A Prova Testemunhal: #

A prova testemunhal é, muitas vezes, o diferencial em casos onde a documentação formal é escassa. Pessoas que conviveram com o casal, vizinhos, amigos, colegas de trabalho e até mesmo familiares podem depor sobre a natureza da relação, o tempo de convivência, o objetivo de constituir família, o compartilhamento de despesas e a publicidade da união.

Ao buscar testemunhas, é importante que elas sejam pessoas idôneas, que realmente conheciam o casal e a dinâmica da relação. O depoimento delas deve ser claro e seguro, descrevendo os fatos com precisão. Em um processo judicial, o depoimento testemunhal colhido em audiência, sob o crivo do contraditório, tem um peso considerável.

A Importância da Dependência Econômica: #

Embora a dependência econômica não seja o único fator, ela é um elemento que reforça a configuração da união estável. Se o(a) companheiro(a) dependia financeiramente do segurado falecido, isso demonstra a intenção de constituir uma família, onde um provê o sustento e o outro contribui de alguma forma para o lar, ou simplesmente se beneficiava dessa partilha de recursos.

Comprovantes de envio de dinheiro, contas conjuntas, ou mesmo o histórico de despesas compartilhadas podem ser úteis. Em casos onde um dos companheiros era o provedor principal, a prova da dependência se torna ainda mais relevante.

A Busca pela Via Judicial em Osasco #

Quando o INSS nega administrativamente o benefício, o caminho para reverter essa decisão é a via judicial. Em Osasco, os pedidos de pensão por morte indeferidos que envolvem a comprovação de união estável são julgados pela Justiça Federal de Osasco. Caso a decisão da primeira instância não seja favorável, o recurso cabível será analisado pelo Tribunal Regional da Terceira Região (TRF-3), em São Paulo, que abrange a jurisdição de Osasco.

No âmbito judicial, o juiz analisará todo o conjunto probatório apresentado. Uma atuação especializada de um advogado previdenciário em Osasco é fundamental para:

  • Organizar e apresentar todos os documentos de forma coesa.
  • Indicar as testemunhas mais adequadas e prepará las para o depoimento.
  • Elaborar a petição inicial de forma técnica e persuasiva, fundamentada na legislação e na jurisprudência.
  • Acompanhar todo o trâmite processual, desde a fase de produção de provas até a sentença.
  • Interpor recursos, caso necessário, para as instâncias superiores como o TRF-3.

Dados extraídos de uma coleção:

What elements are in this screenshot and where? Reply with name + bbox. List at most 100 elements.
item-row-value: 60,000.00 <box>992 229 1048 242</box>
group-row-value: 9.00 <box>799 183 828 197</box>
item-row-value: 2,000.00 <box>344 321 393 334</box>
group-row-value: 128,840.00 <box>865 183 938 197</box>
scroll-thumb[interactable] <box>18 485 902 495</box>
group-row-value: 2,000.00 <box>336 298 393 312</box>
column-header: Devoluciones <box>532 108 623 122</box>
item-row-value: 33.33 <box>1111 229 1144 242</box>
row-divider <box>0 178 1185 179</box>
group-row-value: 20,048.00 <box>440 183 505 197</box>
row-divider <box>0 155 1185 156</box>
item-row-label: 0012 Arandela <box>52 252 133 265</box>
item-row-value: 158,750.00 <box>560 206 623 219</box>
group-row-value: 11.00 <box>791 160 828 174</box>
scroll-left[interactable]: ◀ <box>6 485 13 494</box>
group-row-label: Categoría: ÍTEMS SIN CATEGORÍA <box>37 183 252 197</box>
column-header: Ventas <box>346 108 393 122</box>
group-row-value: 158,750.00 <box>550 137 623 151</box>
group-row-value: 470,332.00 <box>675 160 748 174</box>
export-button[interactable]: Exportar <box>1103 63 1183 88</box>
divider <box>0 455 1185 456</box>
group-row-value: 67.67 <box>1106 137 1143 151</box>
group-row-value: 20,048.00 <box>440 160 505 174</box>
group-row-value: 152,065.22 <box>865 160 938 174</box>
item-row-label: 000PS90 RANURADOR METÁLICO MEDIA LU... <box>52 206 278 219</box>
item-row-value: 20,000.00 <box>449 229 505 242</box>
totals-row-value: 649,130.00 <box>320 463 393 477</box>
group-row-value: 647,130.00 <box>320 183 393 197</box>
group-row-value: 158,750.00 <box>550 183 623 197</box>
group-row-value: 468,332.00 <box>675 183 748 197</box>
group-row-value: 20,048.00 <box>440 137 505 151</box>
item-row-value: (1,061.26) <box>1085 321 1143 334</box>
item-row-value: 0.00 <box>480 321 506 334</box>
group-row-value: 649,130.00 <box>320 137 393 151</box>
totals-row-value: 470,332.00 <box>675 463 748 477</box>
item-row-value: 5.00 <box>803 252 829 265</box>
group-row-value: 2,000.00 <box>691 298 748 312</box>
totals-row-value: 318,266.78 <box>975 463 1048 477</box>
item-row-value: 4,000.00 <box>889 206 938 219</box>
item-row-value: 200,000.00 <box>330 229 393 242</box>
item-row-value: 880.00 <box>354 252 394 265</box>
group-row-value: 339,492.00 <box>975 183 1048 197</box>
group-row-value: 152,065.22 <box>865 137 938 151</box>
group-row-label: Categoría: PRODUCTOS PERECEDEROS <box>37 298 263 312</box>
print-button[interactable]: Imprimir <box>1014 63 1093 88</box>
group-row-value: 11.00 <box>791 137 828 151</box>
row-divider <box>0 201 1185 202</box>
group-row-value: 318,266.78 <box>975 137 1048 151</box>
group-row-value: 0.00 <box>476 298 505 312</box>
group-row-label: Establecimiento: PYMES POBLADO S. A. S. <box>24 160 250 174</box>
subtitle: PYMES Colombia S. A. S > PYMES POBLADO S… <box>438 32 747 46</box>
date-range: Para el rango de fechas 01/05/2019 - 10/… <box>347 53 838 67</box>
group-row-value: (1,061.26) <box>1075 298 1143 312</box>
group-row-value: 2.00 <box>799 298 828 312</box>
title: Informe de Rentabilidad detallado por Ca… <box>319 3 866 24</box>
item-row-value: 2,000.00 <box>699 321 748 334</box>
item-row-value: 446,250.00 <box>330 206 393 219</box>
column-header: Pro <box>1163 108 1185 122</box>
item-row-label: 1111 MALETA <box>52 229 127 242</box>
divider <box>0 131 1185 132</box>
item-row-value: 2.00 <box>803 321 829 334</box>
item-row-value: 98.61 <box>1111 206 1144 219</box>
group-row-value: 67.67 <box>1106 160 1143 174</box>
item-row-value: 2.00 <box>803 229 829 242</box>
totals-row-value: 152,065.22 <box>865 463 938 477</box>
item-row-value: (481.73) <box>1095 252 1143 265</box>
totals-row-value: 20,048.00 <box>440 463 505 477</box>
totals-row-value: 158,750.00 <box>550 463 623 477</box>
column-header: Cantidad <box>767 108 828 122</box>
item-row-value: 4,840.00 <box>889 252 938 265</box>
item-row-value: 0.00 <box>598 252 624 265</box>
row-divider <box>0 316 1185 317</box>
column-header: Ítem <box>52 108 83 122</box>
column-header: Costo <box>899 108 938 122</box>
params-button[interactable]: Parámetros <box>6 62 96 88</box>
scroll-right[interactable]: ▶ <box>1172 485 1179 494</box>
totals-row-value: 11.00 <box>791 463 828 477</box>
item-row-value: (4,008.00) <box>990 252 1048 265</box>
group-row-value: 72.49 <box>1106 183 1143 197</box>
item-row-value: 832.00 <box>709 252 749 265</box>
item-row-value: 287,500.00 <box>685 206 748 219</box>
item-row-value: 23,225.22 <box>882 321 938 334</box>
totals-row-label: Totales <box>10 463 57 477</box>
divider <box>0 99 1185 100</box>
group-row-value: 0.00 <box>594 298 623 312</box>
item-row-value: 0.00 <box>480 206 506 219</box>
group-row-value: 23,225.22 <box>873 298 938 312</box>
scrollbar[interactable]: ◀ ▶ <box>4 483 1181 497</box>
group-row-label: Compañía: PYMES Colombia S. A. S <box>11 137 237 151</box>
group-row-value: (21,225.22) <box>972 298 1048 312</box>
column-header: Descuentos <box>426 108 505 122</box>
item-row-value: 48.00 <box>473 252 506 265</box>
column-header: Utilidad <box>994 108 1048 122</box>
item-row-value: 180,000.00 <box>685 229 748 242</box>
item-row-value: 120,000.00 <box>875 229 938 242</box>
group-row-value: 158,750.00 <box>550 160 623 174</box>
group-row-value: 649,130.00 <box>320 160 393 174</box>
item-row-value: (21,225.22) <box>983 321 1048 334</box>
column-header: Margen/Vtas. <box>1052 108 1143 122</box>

Lista de tarefas:
(A) Segundo o texto sobre união estável, qual órgão julga em Osasco os pedidos de pensão por morte indeferidos que envolvem a comprovação de união estável?
(B) Diga se cada afirmação abaixo concorda com o texto sobre união estável, citando as palavras do texto que decidem: (i) o depoimento testemunhal colhido em audiência tem um peso considerável; (ii) a dependência econômica é o único fator que configura a união estável; (iii) o recurso contra uma decisão desfavorável da primeira instância é analisado pelo TRF-3 no Rio de Janeiro.

Respostas numeradas:
(A) A Justiça Federal de Osasco.

(B)
(i) Sim: "o depoimento testemunhal colhido em audiência, sob o crivo do contraditório, tem um peso considerável".
(ii) Não: "Embora a dependência econômica não seja o único fator".
(iii) Não: "analisado pelo Tribunal Regional da Terceira Região (TRF-3), em São Paulo".